■ **THE DATA**
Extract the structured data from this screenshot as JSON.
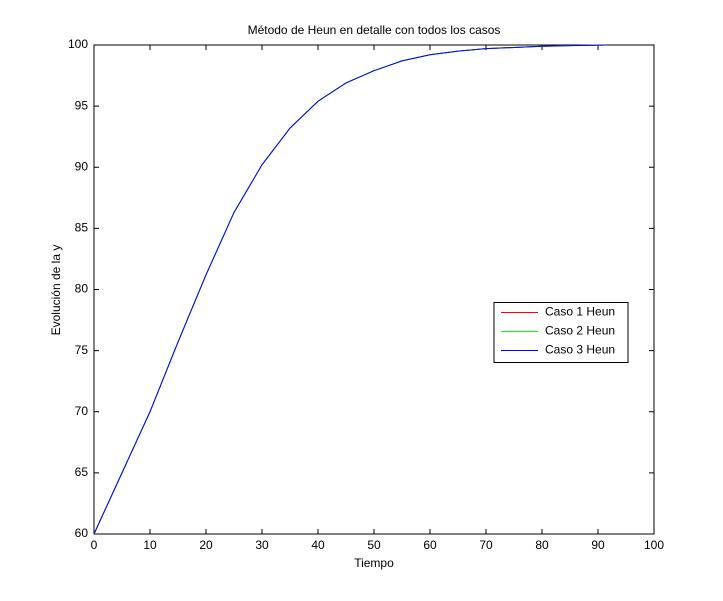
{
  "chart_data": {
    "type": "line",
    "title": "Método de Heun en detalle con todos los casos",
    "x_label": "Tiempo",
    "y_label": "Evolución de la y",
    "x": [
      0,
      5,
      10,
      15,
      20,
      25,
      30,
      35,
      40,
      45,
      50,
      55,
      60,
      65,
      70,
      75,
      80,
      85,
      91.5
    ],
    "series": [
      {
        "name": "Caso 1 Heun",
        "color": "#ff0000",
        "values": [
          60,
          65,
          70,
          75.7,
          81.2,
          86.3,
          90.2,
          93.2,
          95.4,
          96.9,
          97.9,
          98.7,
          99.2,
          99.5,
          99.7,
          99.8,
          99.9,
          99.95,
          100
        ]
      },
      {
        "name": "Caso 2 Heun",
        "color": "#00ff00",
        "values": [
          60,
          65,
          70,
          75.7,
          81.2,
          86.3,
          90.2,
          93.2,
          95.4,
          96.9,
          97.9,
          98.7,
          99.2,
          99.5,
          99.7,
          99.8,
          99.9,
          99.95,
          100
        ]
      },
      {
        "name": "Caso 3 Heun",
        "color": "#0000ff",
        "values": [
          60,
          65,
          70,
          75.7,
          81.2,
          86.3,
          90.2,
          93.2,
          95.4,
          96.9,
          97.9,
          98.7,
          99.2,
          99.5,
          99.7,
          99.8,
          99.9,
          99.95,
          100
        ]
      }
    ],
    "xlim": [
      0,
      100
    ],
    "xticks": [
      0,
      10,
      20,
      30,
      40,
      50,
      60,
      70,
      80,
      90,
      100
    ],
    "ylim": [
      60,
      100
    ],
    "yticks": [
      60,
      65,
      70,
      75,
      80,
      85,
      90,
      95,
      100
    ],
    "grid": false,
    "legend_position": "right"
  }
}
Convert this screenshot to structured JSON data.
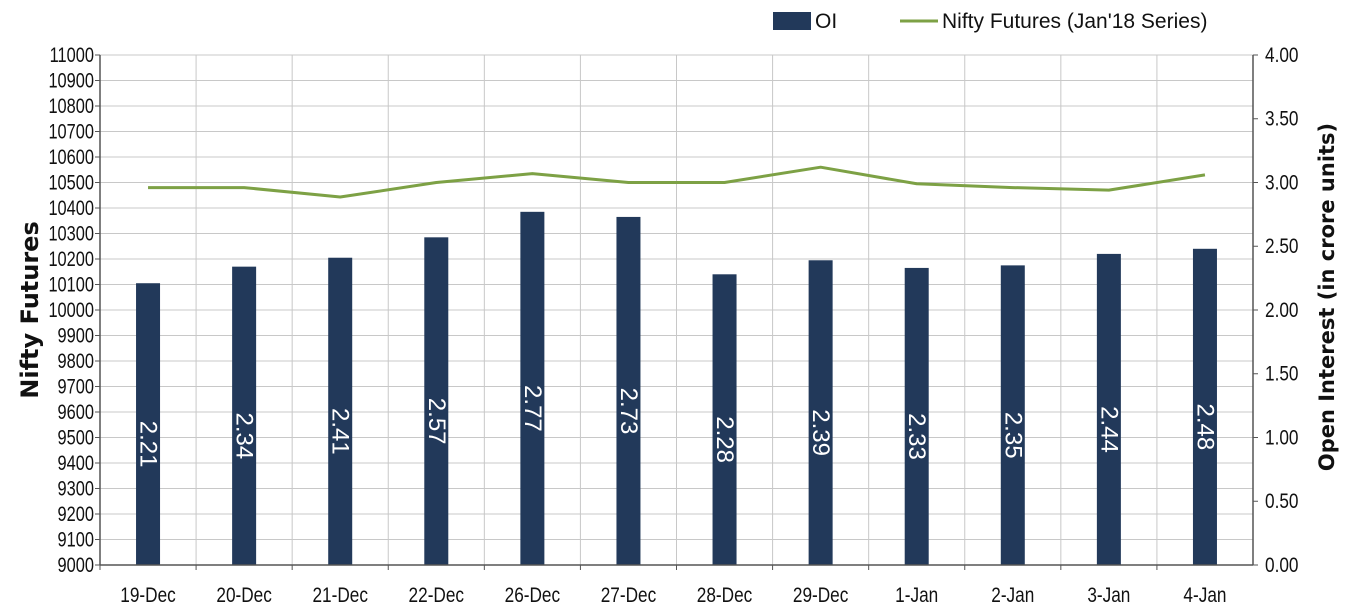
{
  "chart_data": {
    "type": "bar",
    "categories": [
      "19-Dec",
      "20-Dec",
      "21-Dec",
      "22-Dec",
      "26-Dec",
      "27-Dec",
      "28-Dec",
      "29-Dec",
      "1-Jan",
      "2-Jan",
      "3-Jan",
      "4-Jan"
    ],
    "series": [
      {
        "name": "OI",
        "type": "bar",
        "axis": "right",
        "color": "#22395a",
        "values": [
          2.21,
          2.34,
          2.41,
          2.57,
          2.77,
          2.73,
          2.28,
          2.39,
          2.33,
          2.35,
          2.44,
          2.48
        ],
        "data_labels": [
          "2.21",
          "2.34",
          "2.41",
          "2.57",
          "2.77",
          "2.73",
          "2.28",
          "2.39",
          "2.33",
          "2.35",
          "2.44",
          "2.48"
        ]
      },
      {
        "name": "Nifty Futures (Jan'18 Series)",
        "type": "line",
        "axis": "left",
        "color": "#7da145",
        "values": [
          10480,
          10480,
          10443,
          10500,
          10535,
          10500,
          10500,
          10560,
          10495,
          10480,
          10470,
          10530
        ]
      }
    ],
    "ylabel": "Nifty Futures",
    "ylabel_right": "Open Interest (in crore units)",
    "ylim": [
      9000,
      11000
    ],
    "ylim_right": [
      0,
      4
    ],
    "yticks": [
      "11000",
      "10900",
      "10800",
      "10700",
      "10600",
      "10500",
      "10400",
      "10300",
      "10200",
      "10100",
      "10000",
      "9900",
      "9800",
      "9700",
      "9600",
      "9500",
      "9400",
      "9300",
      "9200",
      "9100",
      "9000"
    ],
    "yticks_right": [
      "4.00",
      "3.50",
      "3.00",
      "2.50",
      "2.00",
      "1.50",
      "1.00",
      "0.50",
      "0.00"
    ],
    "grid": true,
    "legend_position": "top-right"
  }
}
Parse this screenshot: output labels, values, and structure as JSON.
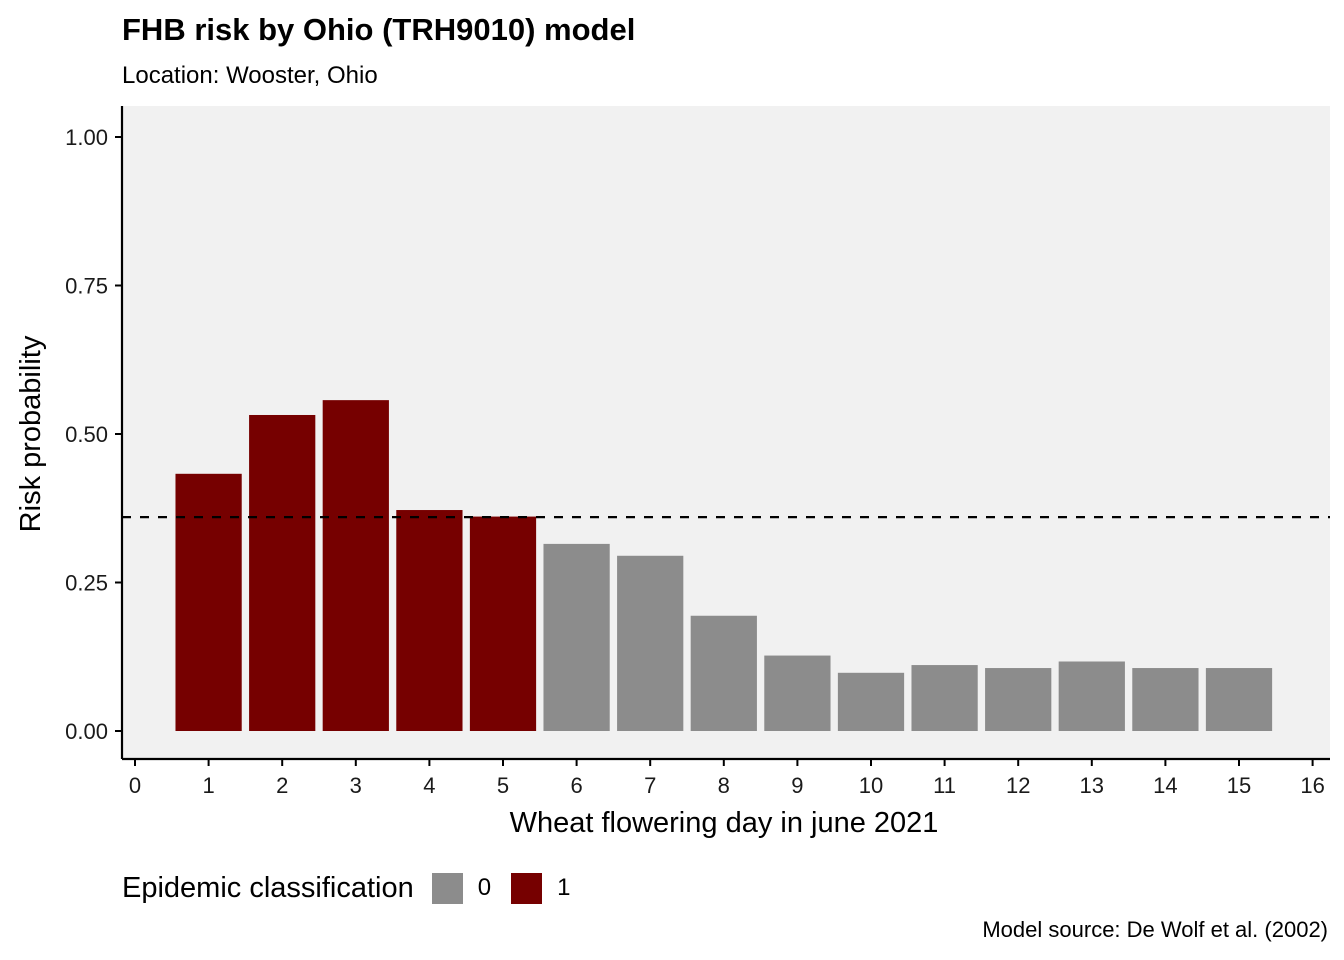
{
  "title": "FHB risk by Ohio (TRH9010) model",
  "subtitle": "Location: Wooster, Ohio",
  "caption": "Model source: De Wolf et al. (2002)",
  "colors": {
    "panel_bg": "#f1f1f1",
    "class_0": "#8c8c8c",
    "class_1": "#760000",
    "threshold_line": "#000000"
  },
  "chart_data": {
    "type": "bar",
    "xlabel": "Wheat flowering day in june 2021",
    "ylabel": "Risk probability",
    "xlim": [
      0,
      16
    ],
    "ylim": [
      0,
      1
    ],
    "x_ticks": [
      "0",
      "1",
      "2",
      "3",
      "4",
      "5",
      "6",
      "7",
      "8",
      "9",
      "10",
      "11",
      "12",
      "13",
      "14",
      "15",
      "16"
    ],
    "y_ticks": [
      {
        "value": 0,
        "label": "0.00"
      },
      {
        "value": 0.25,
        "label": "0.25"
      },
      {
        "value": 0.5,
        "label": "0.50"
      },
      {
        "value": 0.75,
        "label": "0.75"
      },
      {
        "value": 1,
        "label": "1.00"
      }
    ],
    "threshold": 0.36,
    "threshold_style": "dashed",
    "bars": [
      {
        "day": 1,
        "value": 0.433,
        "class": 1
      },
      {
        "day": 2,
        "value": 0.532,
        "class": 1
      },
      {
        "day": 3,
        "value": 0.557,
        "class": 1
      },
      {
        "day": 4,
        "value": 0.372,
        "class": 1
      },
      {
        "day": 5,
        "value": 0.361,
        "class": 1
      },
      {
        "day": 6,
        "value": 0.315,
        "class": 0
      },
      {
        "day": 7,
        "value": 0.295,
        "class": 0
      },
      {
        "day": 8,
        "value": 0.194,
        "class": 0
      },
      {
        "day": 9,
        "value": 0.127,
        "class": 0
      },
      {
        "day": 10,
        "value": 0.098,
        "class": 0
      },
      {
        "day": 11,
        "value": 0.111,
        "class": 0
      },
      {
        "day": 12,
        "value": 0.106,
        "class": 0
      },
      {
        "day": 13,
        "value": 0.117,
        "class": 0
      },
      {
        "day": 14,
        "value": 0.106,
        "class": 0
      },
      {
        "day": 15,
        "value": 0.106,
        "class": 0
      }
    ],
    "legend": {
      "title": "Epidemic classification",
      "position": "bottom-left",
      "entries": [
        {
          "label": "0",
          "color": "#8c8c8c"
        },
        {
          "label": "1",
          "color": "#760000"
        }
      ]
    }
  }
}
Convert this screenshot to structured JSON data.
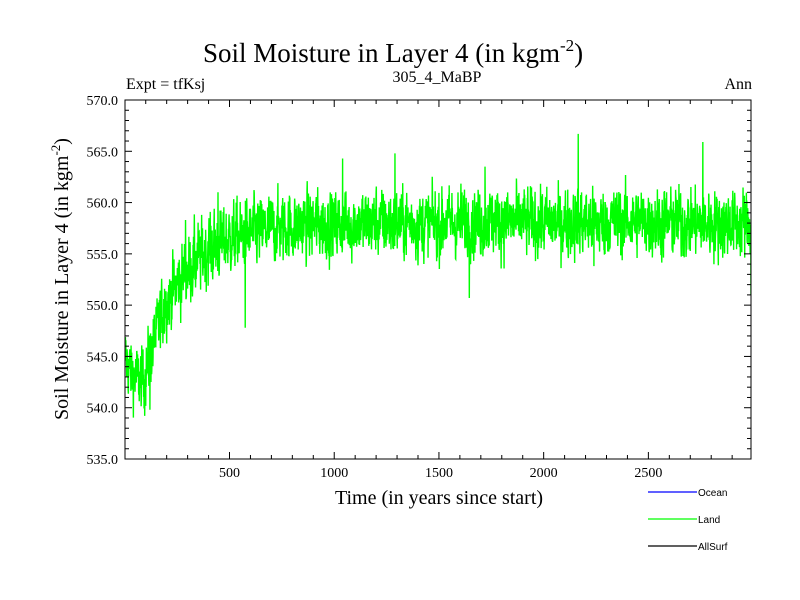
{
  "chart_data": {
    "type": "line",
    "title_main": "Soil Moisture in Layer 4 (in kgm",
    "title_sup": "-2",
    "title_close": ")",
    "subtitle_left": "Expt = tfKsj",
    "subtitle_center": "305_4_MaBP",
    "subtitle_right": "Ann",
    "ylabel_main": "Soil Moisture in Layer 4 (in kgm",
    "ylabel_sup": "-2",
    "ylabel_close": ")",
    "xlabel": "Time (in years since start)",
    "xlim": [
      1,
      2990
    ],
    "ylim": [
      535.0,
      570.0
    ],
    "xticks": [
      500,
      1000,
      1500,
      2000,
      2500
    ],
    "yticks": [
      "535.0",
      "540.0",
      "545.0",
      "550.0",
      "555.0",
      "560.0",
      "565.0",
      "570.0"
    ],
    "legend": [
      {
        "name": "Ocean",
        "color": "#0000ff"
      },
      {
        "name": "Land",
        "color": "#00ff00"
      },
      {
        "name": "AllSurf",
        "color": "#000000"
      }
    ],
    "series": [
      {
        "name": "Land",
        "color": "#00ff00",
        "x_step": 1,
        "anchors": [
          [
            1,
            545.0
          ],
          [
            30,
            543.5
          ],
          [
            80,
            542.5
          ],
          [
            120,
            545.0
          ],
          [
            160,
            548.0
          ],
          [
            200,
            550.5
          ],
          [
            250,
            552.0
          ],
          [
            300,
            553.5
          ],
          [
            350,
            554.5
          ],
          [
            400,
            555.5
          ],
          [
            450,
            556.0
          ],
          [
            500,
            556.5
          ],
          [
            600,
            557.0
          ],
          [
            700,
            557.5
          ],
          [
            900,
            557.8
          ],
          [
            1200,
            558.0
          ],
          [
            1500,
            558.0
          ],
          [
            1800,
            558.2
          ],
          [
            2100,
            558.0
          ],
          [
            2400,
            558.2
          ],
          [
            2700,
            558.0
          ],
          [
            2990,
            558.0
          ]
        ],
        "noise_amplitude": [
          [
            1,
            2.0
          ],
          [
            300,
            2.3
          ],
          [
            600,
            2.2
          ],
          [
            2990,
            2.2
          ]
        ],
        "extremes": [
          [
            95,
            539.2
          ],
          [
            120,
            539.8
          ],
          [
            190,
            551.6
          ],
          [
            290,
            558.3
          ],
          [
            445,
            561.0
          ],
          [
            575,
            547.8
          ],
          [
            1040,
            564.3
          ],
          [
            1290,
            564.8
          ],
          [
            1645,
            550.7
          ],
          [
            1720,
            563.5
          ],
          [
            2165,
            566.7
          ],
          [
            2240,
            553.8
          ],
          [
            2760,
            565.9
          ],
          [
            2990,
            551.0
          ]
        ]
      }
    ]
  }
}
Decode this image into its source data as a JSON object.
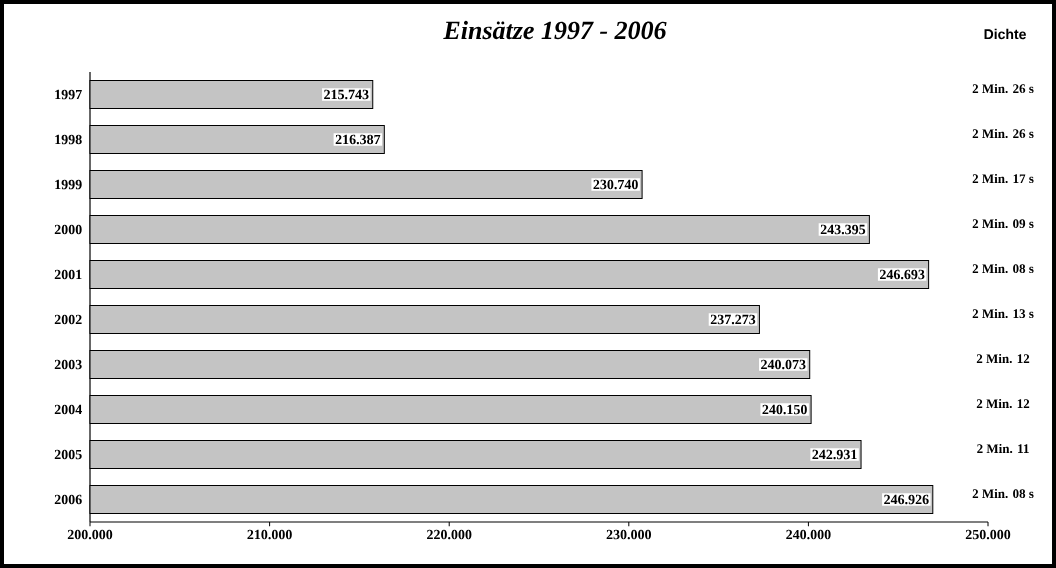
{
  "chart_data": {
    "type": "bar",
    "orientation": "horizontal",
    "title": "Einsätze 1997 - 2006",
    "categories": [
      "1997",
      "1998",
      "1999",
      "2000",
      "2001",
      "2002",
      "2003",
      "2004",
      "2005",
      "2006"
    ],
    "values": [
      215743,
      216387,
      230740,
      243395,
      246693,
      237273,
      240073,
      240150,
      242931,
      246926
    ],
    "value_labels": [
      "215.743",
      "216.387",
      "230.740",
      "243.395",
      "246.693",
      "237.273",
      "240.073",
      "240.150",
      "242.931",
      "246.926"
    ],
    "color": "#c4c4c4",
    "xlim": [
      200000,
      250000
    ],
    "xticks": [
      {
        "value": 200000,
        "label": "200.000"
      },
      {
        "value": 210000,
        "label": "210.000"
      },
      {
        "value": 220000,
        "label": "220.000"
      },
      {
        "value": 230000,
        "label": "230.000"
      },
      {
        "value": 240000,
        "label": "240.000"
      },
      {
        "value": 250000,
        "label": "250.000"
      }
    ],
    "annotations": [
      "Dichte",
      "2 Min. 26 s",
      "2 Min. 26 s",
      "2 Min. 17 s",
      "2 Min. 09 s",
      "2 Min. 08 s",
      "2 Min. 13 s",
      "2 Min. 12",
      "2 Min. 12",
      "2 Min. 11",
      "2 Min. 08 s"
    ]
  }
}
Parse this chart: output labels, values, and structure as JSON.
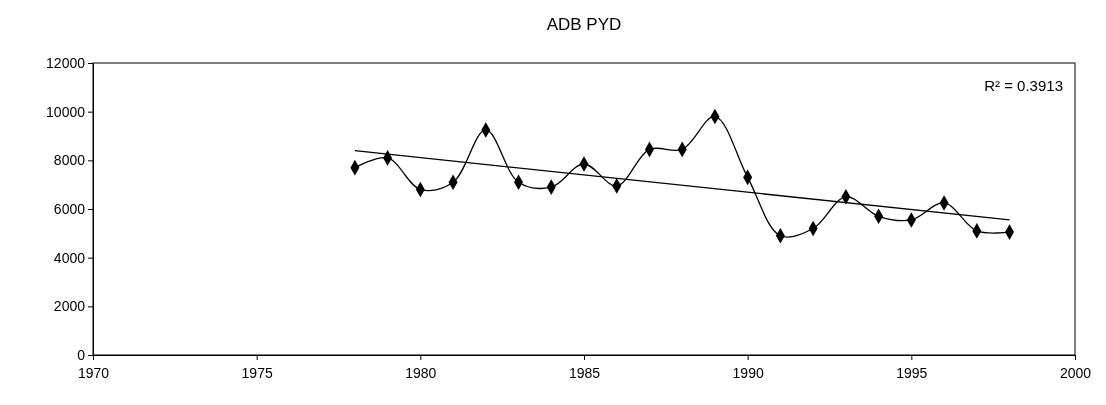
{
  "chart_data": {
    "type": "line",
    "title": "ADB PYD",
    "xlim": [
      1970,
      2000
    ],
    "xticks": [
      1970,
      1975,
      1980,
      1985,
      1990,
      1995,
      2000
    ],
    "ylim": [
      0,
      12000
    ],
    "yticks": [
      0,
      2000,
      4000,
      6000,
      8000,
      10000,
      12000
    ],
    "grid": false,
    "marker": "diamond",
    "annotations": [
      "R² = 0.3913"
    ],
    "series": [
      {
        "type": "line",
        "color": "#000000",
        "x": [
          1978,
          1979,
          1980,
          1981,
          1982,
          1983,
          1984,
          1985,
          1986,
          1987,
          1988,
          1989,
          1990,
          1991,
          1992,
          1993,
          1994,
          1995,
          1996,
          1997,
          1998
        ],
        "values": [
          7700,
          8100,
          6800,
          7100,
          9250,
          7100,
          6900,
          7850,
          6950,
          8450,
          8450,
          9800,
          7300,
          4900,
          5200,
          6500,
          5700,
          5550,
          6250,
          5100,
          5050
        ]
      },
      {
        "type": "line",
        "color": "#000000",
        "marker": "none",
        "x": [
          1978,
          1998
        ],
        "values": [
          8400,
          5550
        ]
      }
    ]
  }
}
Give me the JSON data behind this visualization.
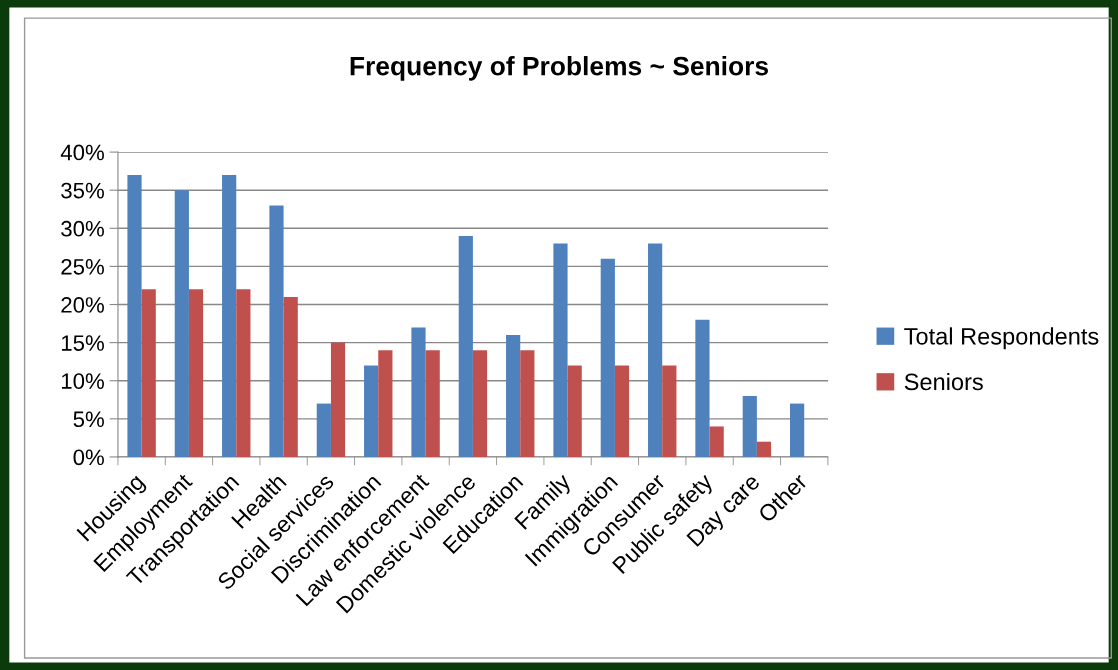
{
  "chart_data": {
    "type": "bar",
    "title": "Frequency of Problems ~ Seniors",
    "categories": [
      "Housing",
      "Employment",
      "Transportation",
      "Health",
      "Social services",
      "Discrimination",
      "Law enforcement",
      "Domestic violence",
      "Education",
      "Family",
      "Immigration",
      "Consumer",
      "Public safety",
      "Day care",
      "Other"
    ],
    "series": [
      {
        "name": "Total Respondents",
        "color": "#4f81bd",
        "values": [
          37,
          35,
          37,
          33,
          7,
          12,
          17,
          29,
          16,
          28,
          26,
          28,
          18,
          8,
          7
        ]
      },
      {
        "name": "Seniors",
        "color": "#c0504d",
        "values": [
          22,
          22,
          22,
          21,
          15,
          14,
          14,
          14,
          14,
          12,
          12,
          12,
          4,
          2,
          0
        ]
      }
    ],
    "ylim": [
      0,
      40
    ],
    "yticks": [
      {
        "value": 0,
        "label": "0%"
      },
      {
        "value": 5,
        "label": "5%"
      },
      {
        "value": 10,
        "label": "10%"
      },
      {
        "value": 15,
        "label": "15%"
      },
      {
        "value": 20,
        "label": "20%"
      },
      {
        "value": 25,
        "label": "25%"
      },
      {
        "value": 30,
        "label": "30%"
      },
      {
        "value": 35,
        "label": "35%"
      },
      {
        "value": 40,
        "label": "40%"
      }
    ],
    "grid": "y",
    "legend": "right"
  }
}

■ **WORK REQUIRED**
Gather all lines with the string "source" from the data.

■ **RESPONSE TO THE EXERCISE**
  "caption": "Model source: De Wolf et al. (2002)",
Decode this image into its source data as a JSON object.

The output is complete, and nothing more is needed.